# Task goal:
Restate the listing that follows word for word, without its pictures.

# Available data:
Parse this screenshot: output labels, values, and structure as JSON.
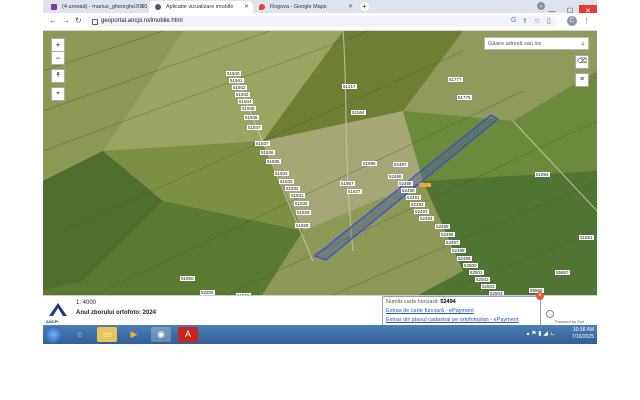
{
  "browser": {
    "tabs": [
      {
        "label": "(4 unread) - marius_gheorghe2010",
        "icon_color": "#7e3bb5",
        "active": false
      },
      {
        "label": "Aplicatie vizualizare imobile",
        "icon_color": "#555555",
        "active": true
      },
      {
        "label": "Rogova - Google Maps",
        "icon_color": "#e0463a",
        "active": false
      }
    ],
    "new_tab": "+",
    "url": "geoportal.ancpi.ro/imobile.html",
    "profile_initial": "C"
  },
  "map": {
    "search_placeholder": "Găsire adresă sau loc",
    "zoom_in": "+",
    "zoom_out": "−",
    "parcel_labels": [
      {
        "text": "51940"
      },
      {
        "text": "51941"
      },
      {
        "text": "51942"
      },
      {
        "text": "51943"
      },
      {
        "text": "51944"
      },
      {
        "text": "51945"
      },
      {
        "text": "51946"
      },
      {
        "text": "51947"
      },
      {
        "text": "51937"
      },
      {
        "text": "51936"
      },
      {
        "text": "51935"
      },
      {
        "text": "51934"
      },
      {
        "text": "51933"
      },
      {
        "text": "51932"
      },
      {
        "text": "51931"
      },
      {
        "text": "51930"
      },
      {
        "text": "51929"
      },
      {
        "text": "51928"
      },
      {
        "text": "51217"
      },
      {
        "text": "51564"
      },
      {
        "text": "51777"
      },
      {
        "text": "51775"
      },
      {
        "text": "51996"
      },
      {
        "text": "52487"
      },
      {
        "text": "52488"
      },
      {
        "text": "51957"
      },
      {
        "text": "51927"
      },
      {
        "text": "52489"
      },
      {
        "text": "52490"
      },
      {
        "text": "52491"
      },
      {
        "text": "52492"
      },
      {
        "text": "52493"
      },
      {
        "text": "52494"
      },
      {
        "text": "52495"
      },
      {
        "text": "52496"
      },
      {
        "text": "52497"
      },
      {
        "text": "52498"
      },
      {
        "text": "52499"
      },
      {
        "text": "52500"
      },
      {
        "text": "52501"
      },
      {
        "text": "52502"
      },
      {
        "text": "52503"
      },
      {
        "text": "52504"
      },
      {
        "text": "51950"
      },
      {
        "text": "52200"
      },
      {
        "text": "51994"
      },
      {
        "text": "55867"
      },
      {
        "text": "55866"
      },
      {
        "text": "51881"
      },
      {
        "text": "51998"
      }
    ]
  },
  "footer": {
    "logo_text": "ANCPI",
    "scale": "1: 4000",
    "ortho_year": "Anul zborului ortofoto: 2024",
    "popup": {
      "cf_label": "Număr carte funciară:",
      "cf_value": "52494",
      "link1": "Extras de carte funciară - ePayment",
      "link2": "Extras din planul cadastral pe ortofotoplan - ePayment",
      "close": "×"
    },
    "powered": "Powered by Esri"
  },
  "taskbar": {
    "time": "10:38 AM",
    "date": "7/16/2025"
  }
}
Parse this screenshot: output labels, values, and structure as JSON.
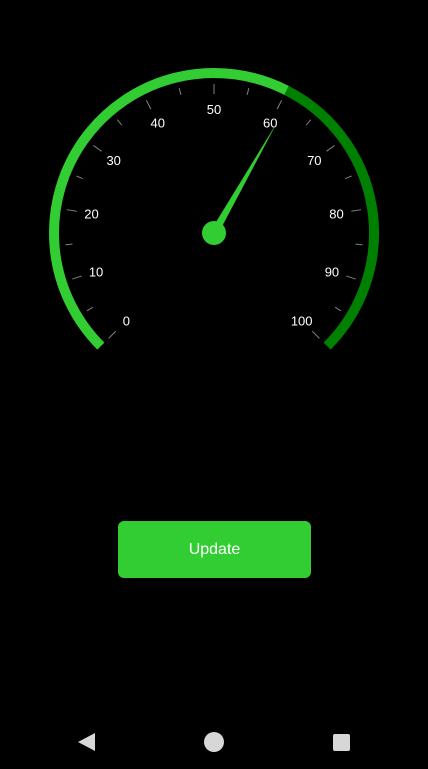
{
  "gauge": {
    "min": 0,
    "max": 100,
    "value": 61,
    "tick_labels": [
      "0",
      "10",
      "20",
      "30",
      "40",
      "50",
      "60",
      "70",
      "80",
      "90",
      "100"
    ],
    "start_angle_deg": 225,
    "end_angle_deg": -45,
    "accent_color": "#32cd32",
    "dark_range_color": "#008000",
    "dark_range_from": 60,
    "tick_color": "#808080",
    "label_color": "#ffffff",
    "needle_color": "#32cd32"
  },
  "button": {
    "label": "Update",
    "color": "#32cd32"
  },
  "nav": {
    "back_icon": "back-triangle-icon",
    "home_icon": "home-circle-icon",
    "recents_icon": "recents-square-icon",
    "icon_color": "#d7d7d7"
  }
}
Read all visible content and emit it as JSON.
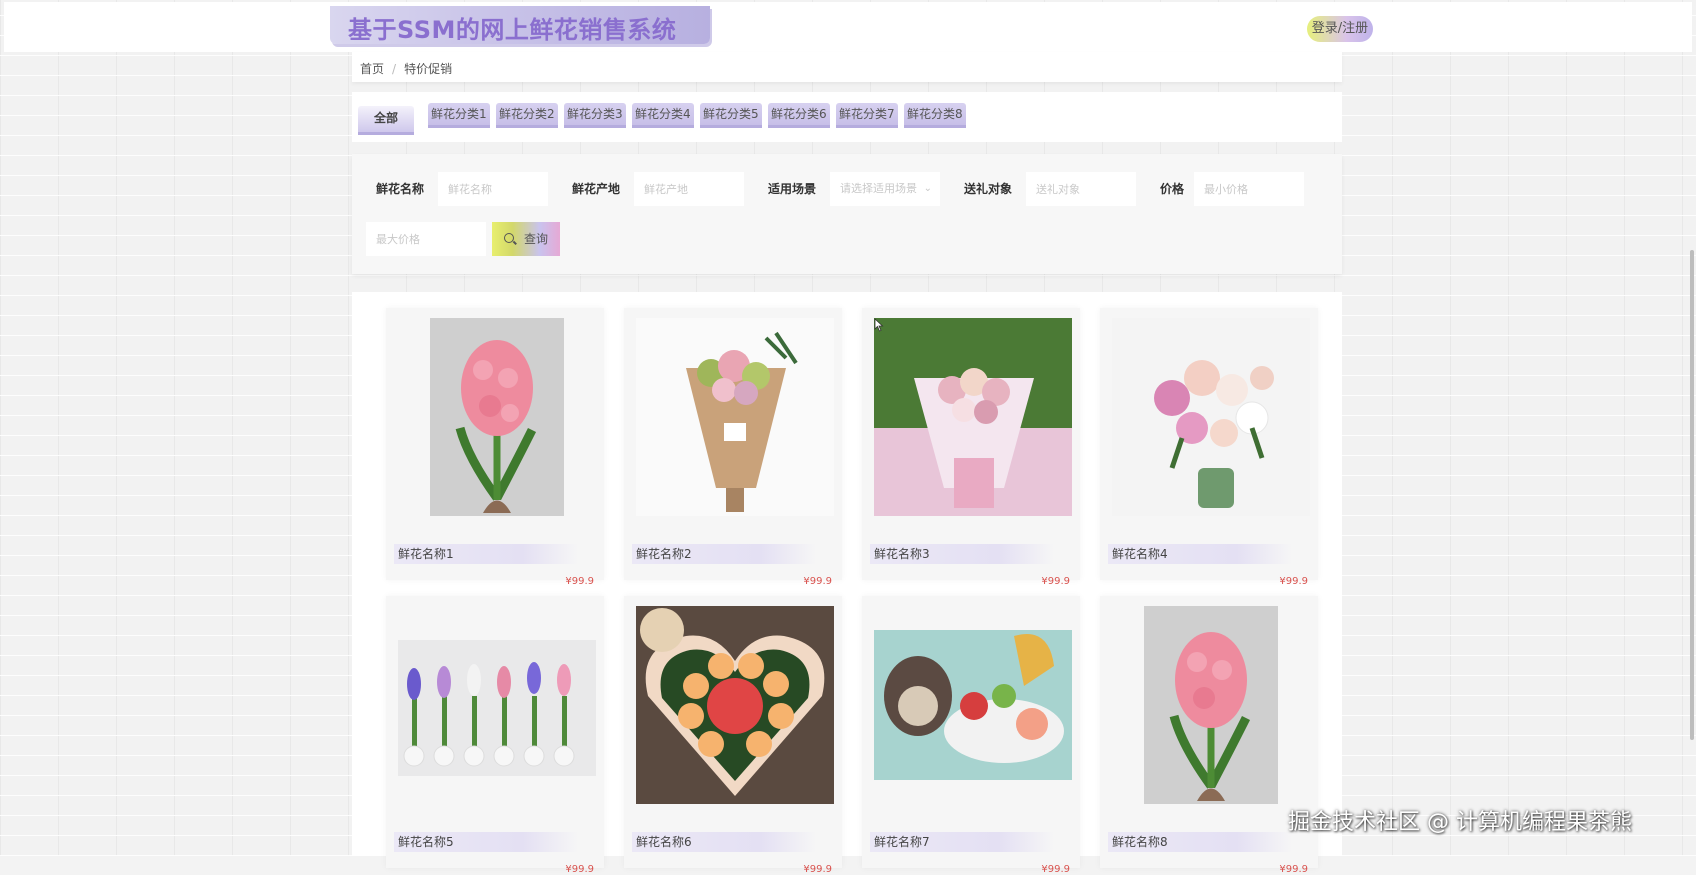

# Result of the task:
Parse this screenshot: output labels, values, and structure as JSON.
{
  "browser": {
    "tabs": [
      {
        "label": "(4 unread) - marius_gheorghe2010",
        "icon_color": "#7e3bb5",
        "active": false
      },
      {
        "label": "Aplicatie vizualizare imobile",
        "icon_color": "#555555",
        "active": true
      },
      {
        "label": "Rogova - Google Maps",
        "icon_color": "#e0463a",
        "active": false
      }
    ],
    "new_tab": "+",
    "url": "geoportal.ancpi.ro/imobile.html",
    "profile_initial": "C"
  },
  "map": {
    "search_placeholder": "Găsire adresă sau loc",
    "zoom_in": "+",
    "zoom_out": "−",
    "parcel_labels": [
      {
        "text": "51940"
      },
      {
        "text": "51941"
      },
      {
        "text": "51942"
      },
      {
        "text": "51943"
      },
      {
        "text": "51944"
      },
      {
        "text": "51945"
      },
      {
        "text": "51946"
      },
      {
        "text": "51947"
      },
      {
        "text": "51937"
      },
      {
        "text": "51936"
      },
      {
        "text": "51935"
      },
      {
        "text": "51934"
      },
      {
        "text": "51933"
      },
      {
        "text": "51932"
      },
      {
        "text": "51931"
      },
      {
        "text": "51930"
      },
      {
        "text": "51929"
      },
      {
        "text": "51928"
      },
      {
        "text": "51217"
      },
      {
        "text": "51564"
      },
      {
        "text": "51777"
      },
      {
        "text": "51775"
      },
      {
        "text": "51996"
      },
      {
        "text": "52487"
      },
      {
        "text": "52488"
      },
      {
        "text": "51957"
      },
      {
        "text": "51927"
      },
      {
        "text": "52489"
      },
      {
        "text": "52490"
      },
      {
        "text": "52491"
      },
      {
        "text": "52492"
      },
      {
        "text": "52493"
      },
      {
        "text": "52494"
      },
      {
        "text": "52495"
      },
      {
        "text": "52496"
      },
      {
        "text": "52497"
      },
      {
        "text": "52498"
      },
      {
        "text": "52499"
      },
      {
        "text": "52500"
      },
      {
        "text": "52501"
      },
      {
        "text": "52502"
      },
      {
        "text": "52503"
      },
      {
        "text": "52504"
      },
      {
        "text": "51950"
      },
      {
        "text": "52200"
      },
      {
        "text": "51994"
      },
      {
        "text": "55867"
      },
      {
        "text": "55866"
      },
      {
        "text": "51881"
      },
      {
        "text": "51998"
      }
    ]
  },
  "footer": {
    "logo_text": "ANCPI",
    "scale": "1: 4000",
    "ortho_year": "Anul zborului ortofoto: 2024",
    "popup": {
      "cf_label": "Număr carte funciară:",
      "cf_value": "52494",
      "link1": "Extras de carte funciară - ePayment",
      "link2": "Extras din planul cadastral pe ortofotoplan - ePayment",
      "close": "×"
    },
    "powered": "Powered by Esri"
  },
  "taskbar": {
    "time": "10:38 AM",
    "date": "7/16/2025"
  }
}
Parse this screenshot: output labels, values, and structure as JSON.
{
  "gauge": {
    "min": 0,
    "max": 100,
    "value": 61,
    "tick_labels": [
      "0",
      "10",
      "20",
      "30",
      "40",
      "50",
      "60",
      "70",
      "80",
      "90",
      "100"
    ],
    "start_angle_deg": 225,
    "end_angle_deg": -45,
    "accent_color": "#32cd32",
    "dark_range_color": "#008000",
    "dark_range_from": 60,
    "tick_color": "#808080",
    "label_color": "#ffffff",
    "needle_color": "#32cd32"
  },
  "button": {
    "label": "Update",
    "color": "#32cd32"
  },
  "nav": {
    "back_icon": "back-triangle-icon",
    "home_icon": "home-circle-icon",
    "recents_icon": "recents-square-icon",
    "icon_color": "#d7d7d7"
  }
}
Read all visible content and emit it as JSON.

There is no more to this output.